## Reading text
________________________

Hotel Alpin ($32-$40 low season until Nov. 30) has but 15 rooms, modest and homey, an old chalet- home converted. Rustic dining room-bar, garden terrace, more feeling of farmland. Book early and you may get their one small apartment with kitchen for same price as room.

Auberge de la Poste ($31 double B&B; without bath, none available) is a typical mid-village gathering spot for everyone. This coaching stop was built in 1769, and it looks like they’ve been adding gingerbread ever since. Balconies with requisite boxes of geraniums, lovely trees on terrace facing main square. Pristine rooms, all with wash basin, communal baths always immaculate in Switzerland. Ski season rates (end of November until May) will of course be higher for all of above places.

Regional food and drink: Local choux sausage, so called because cabbage is mixed with the ground pork before stuffing, tastes better than it sounds, in fact delicious. The Vaudois is noted for its sausages, almost all containing pork and hearty to say the least, while cochonaille is the name for dishes made up of several kinds of pork.

________________________

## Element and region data
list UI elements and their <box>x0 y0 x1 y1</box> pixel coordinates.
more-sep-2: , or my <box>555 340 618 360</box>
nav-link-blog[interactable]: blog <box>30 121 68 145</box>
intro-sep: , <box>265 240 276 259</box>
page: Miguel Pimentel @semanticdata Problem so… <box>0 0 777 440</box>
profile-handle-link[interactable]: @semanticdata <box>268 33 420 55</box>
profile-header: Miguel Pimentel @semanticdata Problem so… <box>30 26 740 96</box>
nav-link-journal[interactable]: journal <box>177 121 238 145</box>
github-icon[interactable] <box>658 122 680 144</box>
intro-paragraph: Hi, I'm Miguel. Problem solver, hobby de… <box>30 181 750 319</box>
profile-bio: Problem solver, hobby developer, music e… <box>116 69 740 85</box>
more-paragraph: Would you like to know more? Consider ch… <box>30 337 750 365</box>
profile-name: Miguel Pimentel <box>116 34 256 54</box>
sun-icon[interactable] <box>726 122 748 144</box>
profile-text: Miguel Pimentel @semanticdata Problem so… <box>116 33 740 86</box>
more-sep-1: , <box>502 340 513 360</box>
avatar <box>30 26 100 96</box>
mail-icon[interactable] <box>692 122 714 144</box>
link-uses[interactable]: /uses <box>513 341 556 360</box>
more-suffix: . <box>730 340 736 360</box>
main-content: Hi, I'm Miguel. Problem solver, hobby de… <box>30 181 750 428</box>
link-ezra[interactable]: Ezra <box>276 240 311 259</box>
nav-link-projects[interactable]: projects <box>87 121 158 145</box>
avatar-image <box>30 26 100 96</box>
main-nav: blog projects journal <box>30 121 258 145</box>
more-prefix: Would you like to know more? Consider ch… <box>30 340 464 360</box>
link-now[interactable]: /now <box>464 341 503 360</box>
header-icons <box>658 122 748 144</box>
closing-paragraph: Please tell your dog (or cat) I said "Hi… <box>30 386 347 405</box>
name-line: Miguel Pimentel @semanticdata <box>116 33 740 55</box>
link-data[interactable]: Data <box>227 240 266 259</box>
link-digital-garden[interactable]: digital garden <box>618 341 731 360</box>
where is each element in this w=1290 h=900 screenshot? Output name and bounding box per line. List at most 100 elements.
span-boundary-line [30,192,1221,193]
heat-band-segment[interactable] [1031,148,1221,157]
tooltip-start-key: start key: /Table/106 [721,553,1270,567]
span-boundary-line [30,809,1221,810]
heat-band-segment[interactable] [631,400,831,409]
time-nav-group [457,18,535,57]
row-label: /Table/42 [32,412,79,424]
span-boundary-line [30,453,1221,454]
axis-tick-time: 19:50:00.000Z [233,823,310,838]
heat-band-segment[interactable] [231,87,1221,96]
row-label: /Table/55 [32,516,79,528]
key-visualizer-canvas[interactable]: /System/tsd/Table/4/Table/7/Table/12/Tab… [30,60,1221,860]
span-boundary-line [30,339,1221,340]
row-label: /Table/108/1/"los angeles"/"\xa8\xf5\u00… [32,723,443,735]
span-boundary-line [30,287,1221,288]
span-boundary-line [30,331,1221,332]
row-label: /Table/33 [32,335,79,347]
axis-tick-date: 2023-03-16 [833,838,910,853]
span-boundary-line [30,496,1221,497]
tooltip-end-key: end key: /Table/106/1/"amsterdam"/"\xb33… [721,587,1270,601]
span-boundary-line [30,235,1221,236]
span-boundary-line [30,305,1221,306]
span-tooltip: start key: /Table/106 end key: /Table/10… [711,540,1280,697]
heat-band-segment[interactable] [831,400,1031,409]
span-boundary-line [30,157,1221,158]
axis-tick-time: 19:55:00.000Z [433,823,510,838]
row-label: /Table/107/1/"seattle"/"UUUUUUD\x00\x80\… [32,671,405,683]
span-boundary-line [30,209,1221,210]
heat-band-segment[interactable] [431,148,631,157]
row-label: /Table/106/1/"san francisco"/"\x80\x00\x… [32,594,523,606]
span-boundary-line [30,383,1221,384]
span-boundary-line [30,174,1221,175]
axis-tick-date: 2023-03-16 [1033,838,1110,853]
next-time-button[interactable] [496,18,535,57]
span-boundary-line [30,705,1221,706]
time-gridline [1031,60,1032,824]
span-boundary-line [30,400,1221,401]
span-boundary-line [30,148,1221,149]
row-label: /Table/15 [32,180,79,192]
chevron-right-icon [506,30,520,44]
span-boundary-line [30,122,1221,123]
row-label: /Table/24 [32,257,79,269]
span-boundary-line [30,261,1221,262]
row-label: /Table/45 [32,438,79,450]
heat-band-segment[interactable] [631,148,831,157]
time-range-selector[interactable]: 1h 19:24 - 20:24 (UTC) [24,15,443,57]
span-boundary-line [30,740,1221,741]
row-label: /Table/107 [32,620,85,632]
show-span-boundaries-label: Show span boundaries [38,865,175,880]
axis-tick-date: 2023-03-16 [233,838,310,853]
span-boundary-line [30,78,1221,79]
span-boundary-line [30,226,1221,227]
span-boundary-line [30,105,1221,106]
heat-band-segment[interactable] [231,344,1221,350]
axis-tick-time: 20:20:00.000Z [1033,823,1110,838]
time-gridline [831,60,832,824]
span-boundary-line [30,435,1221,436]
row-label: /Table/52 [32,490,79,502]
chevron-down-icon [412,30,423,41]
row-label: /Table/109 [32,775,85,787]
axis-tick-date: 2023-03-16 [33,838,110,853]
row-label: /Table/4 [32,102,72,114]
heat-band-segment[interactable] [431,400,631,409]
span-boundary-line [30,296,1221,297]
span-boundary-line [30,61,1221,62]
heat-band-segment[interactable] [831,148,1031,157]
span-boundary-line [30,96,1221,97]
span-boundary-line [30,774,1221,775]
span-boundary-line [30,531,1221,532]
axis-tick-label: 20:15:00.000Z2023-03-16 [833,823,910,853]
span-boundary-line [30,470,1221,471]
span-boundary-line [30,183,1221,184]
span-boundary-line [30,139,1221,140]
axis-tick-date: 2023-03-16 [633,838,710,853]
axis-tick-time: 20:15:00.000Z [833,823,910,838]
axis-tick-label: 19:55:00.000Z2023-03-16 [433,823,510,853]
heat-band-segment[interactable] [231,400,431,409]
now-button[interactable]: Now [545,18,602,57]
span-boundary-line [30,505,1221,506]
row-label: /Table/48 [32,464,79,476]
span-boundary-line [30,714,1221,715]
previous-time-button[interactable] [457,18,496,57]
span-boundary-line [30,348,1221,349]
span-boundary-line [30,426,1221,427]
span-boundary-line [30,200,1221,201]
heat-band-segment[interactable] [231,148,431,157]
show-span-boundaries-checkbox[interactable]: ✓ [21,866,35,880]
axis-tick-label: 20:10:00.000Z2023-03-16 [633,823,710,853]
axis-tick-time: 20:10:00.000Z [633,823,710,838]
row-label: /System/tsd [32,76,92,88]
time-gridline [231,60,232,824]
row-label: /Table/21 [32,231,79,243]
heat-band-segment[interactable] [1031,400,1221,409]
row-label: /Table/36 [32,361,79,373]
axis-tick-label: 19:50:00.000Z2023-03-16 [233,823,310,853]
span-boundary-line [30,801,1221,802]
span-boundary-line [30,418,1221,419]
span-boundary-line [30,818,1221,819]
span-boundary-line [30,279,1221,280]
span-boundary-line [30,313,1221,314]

________________________

Transcribe the travel passage starting with "Regional food and" and going on through "kinds of pork.".

Regional food and drink: Local choux sausage, so called because cabbage is mixed with the ground pork before stuffing, tastes better than it sounds, in fact delicious. The Vaudois is noted for its sausages, almost all containing pork and hearty to say the least, while cochonaille is the name for dishes made up of several kinds of pork.